Set problem –
Will you print the material below without altering a single character?

Recorded data –
↓

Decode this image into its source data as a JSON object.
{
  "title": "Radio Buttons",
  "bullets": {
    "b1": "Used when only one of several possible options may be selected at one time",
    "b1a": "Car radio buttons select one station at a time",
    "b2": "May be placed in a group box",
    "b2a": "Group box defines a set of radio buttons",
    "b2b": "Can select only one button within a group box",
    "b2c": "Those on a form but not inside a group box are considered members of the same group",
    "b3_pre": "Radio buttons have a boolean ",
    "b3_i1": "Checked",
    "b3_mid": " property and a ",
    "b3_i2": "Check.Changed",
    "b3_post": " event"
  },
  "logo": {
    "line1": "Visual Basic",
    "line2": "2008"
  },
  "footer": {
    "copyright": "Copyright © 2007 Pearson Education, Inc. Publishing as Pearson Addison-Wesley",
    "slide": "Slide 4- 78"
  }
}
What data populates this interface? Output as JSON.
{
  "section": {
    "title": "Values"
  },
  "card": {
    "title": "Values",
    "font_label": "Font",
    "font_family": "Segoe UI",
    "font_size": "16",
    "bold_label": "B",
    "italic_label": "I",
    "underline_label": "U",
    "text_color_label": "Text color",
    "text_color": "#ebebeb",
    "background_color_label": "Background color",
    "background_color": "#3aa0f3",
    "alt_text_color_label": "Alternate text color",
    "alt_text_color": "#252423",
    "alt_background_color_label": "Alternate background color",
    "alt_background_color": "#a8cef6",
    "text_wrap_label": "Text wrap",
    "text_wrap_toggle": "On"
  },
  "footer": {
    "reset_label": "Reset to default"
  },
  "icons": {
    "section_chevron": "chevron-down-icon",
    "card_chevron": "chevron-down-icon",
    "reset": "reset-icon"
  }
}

↑

Task answer –
Decode this image into its source data as a JSON object.
{
  "title": "Radio Buttons",
  "bullets": {
    "b1": "Used when only one of several possible options may be selected at one time",
    "b1a": "Car radio buttons select one station at a time",
    "b2": "May be placed in a group box",
    "b2a": "Group box defines a set of radio buttons",
    "b2b": "Can select only one button within a group box",
    "b2c": "Those on a form but not inside a group box are considered members of the same group",
    "b3_pre": "Radio buttons have a boolean ",
    "b3_i1": "Checked",
    "b3_mid": " property and a ",
    "b3_i2": "Check.Changed",
    "b3_post": " event"
  },
  "logo": {
    "line1": "Visual Basic",
    "line2": "2008"
  },
  "footer": {
    "copyright": "Copyright © 2007 Pearson Education, Inc. Publishing as Pearson Addison-Wesley",
    "slide": "Slide 4- 78"
  }
}
What data populates this interface? Output as JSON.
{
  "section": {
    "title": "Values"
  },
  "card": {
    "title": "Values",
    "font_label": "Font",
    "font_family": "Segoe UI",
    "font_size": "16",
    "bold_label": "B",
    "italic_label": "I",
    "underline_label": "U",
    "text_color_label": "Text color",
    "text_color": "#ebebeb",
    "background_color_label": "Background color",
    "background_color": "#3aa0f3",
    "alt_text_color_label": "Alternate text color",
    "alt_text_color": "#252423",
    "alt_background_color_label": "Alternate background color",
    "alt_background_color": "#a8cef6",
    "text_wrap_label": "Text wrap",
    "text_wrap_toggle": "On"
  },
  "footer": {
    "reset_label": "Reset to default"
  },
  "icons": {
    "section_chevron": "chevron-down-icon",
    "card_chevron": "chevron-down-icon",
    "reset": "reset-icon"
  }
}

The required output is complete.